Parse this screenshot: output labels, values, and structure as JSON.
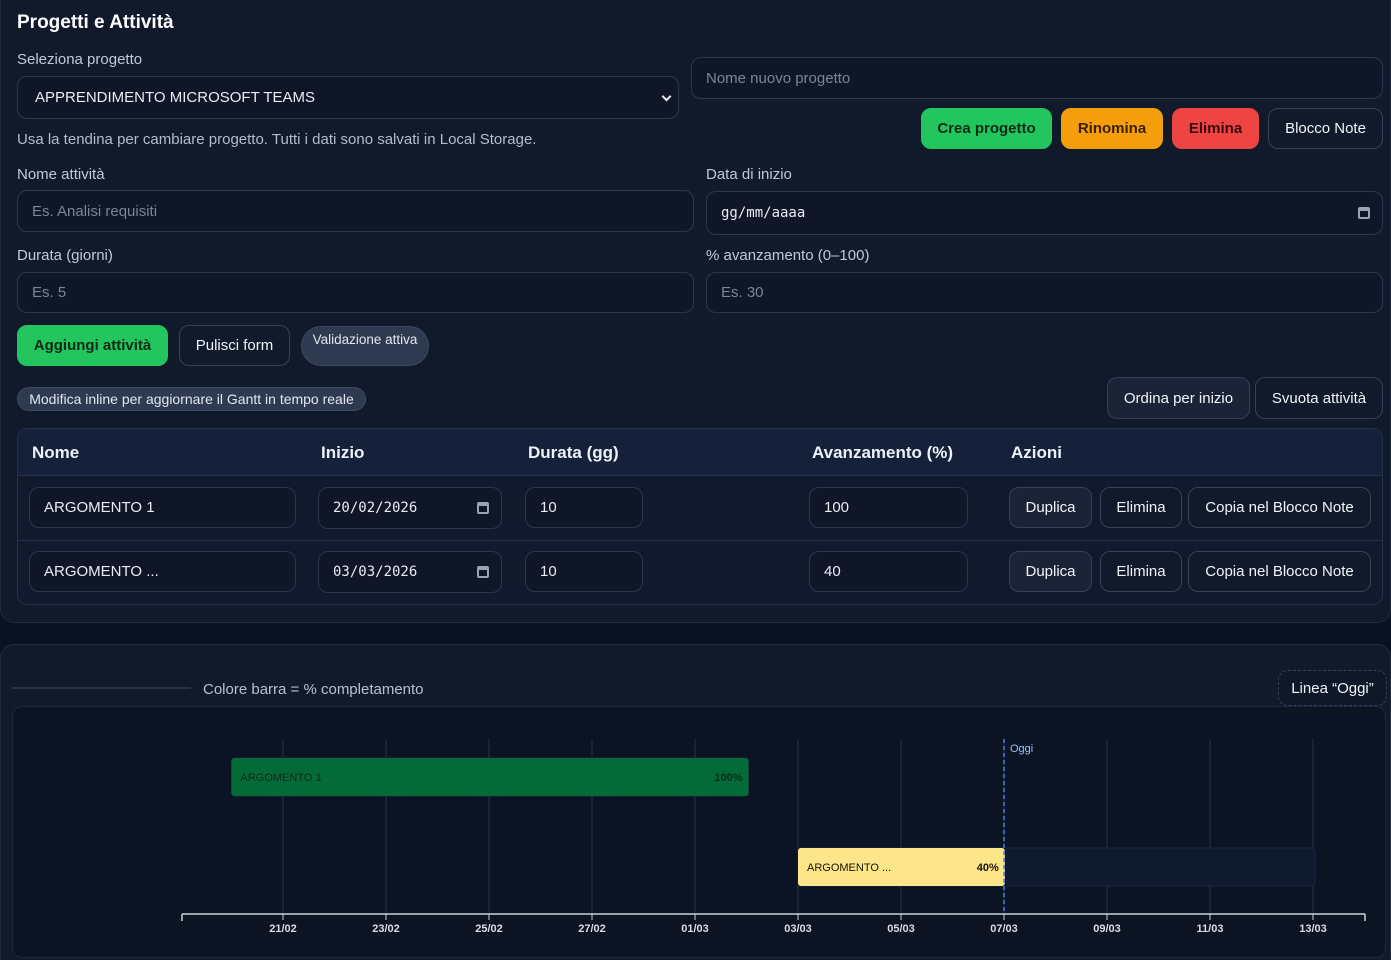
{
  "header": {
    "title": "Progetti e Attività"
  },
  "project": {
    "select_label": "Seleziona progetto",
    "selected": "APPRENDIMENTO MICROSOFT TEAMS",
    "new_name_placeholder": "Nome nuovo progetto",
    "hint": "Usa la tendina per cambiare progetto. Tutti i dati sono salvati in Local Storage.",
    "buttons": {
      "create": "Crea progetto",
      "rename": "Rinomina",
      "delete": "Elimina",
      "notes": "Blocco Note"
    }
  },
  "form": {
    "name_label": "Nome attività",
    "name_placeholder": "Es. Analisi requisiti",
    "start_label": "Data di inizio",
    "start_placeholder": "gg/mm/aaaa",
    "duration_label": "Durata (giorni)",
    "duration_placeholder": "Es. 5",
    "progress_label": "% avanzamento (0–100)",
    "progress_placeholder": "Es. 30",
    "add_button": "Aggiungi attività",
    "clear_button": "Pulisci form",
    "validation_badge": "Validazione attiva"
  },
  "toolbar": {
    "inline_hint": "Modifica inline per aggiornare il Gantt in tempo reale",
    "sort_button": "Ordina per inizio",
    "clear_tasks_button": "Svuota attività"
  },
  "table": {
    "columns": [
      "Nome",
      "Inizio",
      "Durata (gg)",
      "Avanzamento (%)",
      "Azioni"
    ],
    "rows": [
      {
        "name": "ARGOMENTO 1",
        "start": "20/02/2026",
        "duration": "10",
        "progress": "100"
      },
      {
        "name": "ARGOMENTO ...",
        "start": "03/03/2026",
        "duration": "10",
        "progress": "40"
      }
    ],
    "actions": {
      "duplicate": "Duplica",
      "delete": "Elimina",
      "copy_notes": "Copia nel Blocco Note"
    }
  },
  "gantt": {
    "legend_text": "Colore barra = % completamento",
    "today_button": "Linea “Oggi”",
    "today_label": "Oggi"
  },
  "chart_data": {
    "type": "gantt",
    "x_ticks": [
      "21/02",
      "23/02",
      "25/02",
      "27/02",
      "01/03",
      "03/03",
      "05/03",
      "07/03",
      "09/03",
      "11/03",
      "13/03"
    ],
    "today": "07/03",
    "tasks": [
      {
        "name": "ARGOMENTO 1",
        "start": "20/02",
        "end": "02/03",
        "progress": 100,
        "label": "100%",
        "color": "#046a38"
      },
      {
        "name": "ARGOMENTO ...",
        "start": "03/03",
        "end": "13/03",
        "progress": 40,
        "label": "40%",
        "color": "#fde68a"
      }
    ],
    "colors": {
      "track": "#0f1a2e",
      "grid": "#26324a",
      "today": "#3b82f6"
    }
  }
}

● **Prompt**: Omit every picture, and otherwise quote the entries exactly.

● **Expected answer**:
Parse this screenshot: output labels, values, and structure as JSON.
{
  "header": {
    "title": "Progetti e Attività"
  },
  "project": {
    "select_label": "Seleziona progetto",
    "selected": "APPRENDIMENTO MICROSOFT TEAMS",
    "new_name_placeholder": "Nome nuovo progetto",
    "hint": "Usa la tendina per cambiare progetto. Tutti i dati sono salvati in Local Storage.",
    "buttons": {
      "create": "Crea progetto",
      "rename": "Rinomina",
      "delete": "Elimina",
      "notes": "Blocco Note"
    }
  },
  "form": {
    "name_label": "Nome attività",
    "name_placeholder": "Es. Analisi requisiti",
    "start_label": "Data di inizio",
    "start_placeholder": "gg/mm/aaaa",
    "duration_label": "Durata (giorni)",
    "duration_placeholder": "Es. 5",
    "progress_label": "% avanzamento (0–100)",
    "progress_placeholder": "Es. 30",
    "add_button": "Aggiungi attività",
    "clear_button": "Pulisci form",
    "validation_badge": "Validazione attiva"
  },
  "toolbar": {
    "inline_hint": "Modifica inline per aggiornare il Gantt in tempo reale",
    "sort_button": "Ordina per inizio",
    "clear_tasks_button": "Svuota attività"
  },
  "table": {
    "columns": [
      "Nome",
      "Inizio",
      "Durata (gg)",
      "Avanzamento (%)",
      "Azioni"
    ],
    "rows": [
      {
        "name": "ARGOMENTO 1",
        "start": "20/02/2026",
        "duration": "10",
        "progress": "100"
      },
      {
        "name": "ARGOMENTO ...",
        "start": "03/03/2026",
        "duration": "10",
        "progress": "40"
      }
    ],
    "actions": {
      "duplicate": "Duplica",
      "delete": "Elimina",
      "copy_notes": "Copia nel Blocco Note"
    }
  },
  "gantt": {
    "legend_text": "Colore barra = % completamento",
    "today_button": "Linea “Oggi”",
    "today_label": "Oggi"
  },
  "chart_data": {
    "type": "gantt",
    "x_ticks": [
      "21/02",
      "23/02",
      "25/02",
      "27/02",
      "01/03",
      "03/03",
      "05/03",
      "07/03",
      "09/03",
      "11/03",
      "13/03"
    ],
    "today": "07/03",
    "tasks": [
      {
        "name": "ARGOMENTO 1",
        "start": "20/02",
        "end": "02/03",
        "progress": 100,
        "label": "100%",
        "color": "#046a38"
      },
      {
        "name": "ARGOMENTO ...",
        "start": "03/03",
        "end": "13/03",
        "progress": 40,
        "label": "40%",
        "color": "#fde68a"
      }
    ],
    "colors": {
      "track": "#0f1a2e",
      "grid": "#26324a",
      "today": "#3b82f6"
    }
  }
}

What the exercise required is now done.